## begin MATERIAL SUPPLIED

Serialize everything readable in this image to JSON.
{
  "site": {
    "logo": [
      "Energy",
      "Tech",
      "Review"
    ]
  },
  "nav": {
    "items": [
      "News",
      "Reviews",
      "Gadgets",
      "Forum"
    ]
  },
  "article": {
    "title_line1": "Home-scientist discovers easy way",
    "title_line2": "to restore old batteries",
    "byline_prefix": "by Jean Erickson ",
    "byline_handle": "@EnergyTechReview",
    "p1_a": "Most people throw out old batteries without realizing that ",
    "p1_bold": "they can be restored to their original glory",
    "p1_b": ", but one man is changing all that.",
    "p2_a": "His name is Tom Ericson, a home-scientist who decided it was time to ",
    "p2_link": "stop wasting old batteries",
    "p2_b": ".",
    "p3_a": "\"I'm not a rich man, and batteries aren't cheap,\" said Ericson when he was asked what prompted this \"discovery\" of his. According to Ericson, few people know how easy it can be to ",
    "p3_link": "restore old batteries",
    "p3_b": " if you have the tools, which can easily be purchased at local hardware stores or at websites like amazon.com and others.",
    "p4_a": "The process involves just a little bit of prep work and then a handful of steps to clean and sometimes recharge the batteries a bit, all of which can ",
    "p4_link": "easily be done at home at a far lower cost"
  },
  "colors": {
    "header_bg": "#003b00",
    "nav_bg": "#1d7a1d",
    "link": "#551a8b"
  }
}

## end MATERIAL SUPPLIED

## PROBLEM DESCRIPTION
Every entry must be retyped in full, exactly as given.

## ANSWER TO THIS EXERCISE
Serialize everything readable in this image to JSON.
{
  "site": {
    "logo": [
      "Energy",
      "Tech",
      "Review"
    ]
  },
  "nav": {
    "items": [
      "News",
      "Reviews",
      "Gadgets",
      "Forum"
    ]
  },
  "article": {
    "title_line1": "Home-scientist discovers easy way",
    "title_line2": "to restore old batteries",
    "byline_prefix": "by Jean Erickson ",
    "byline_handle": "@EnergyTechReview",
    "p1_a": "Most people throw out old batteries without realizing that ",
    "p1_bold": "they can be restored to their original glory",
    "p1_b": ", but one man is changing all that.",
    "p2_a": "His name is Tom Ericson, a home-scientist who decided it was time to ",
    "p2_link": "stop wasting old batteries",
    "p2_b": ".",
    "p3_a": "\"I'm not a rich man, and batteries aren't cheap,\" said Ericson when he was asked what prompted this \"discovery\" of his. According to Ericson, few people know how easy it can be to ",
    "p3_link": "restore old batteries",
    "p3_b": " if you have the tools, which can easily be purchased at local hardware stores or at websites like amazon.com and others.",
    "p4_a": "The process involves just a little bit of prep work and then a handful of steps to clean and sometimes recharge the batteries a bit, all of which can ",
    "p4_link": "easily be done at home at a far lower cost"
  },
  "colors": {
    "header_bg": "#003b00",
    "nav_bg": "#1d7a1d",
    "link": "#551a8b"
  }
}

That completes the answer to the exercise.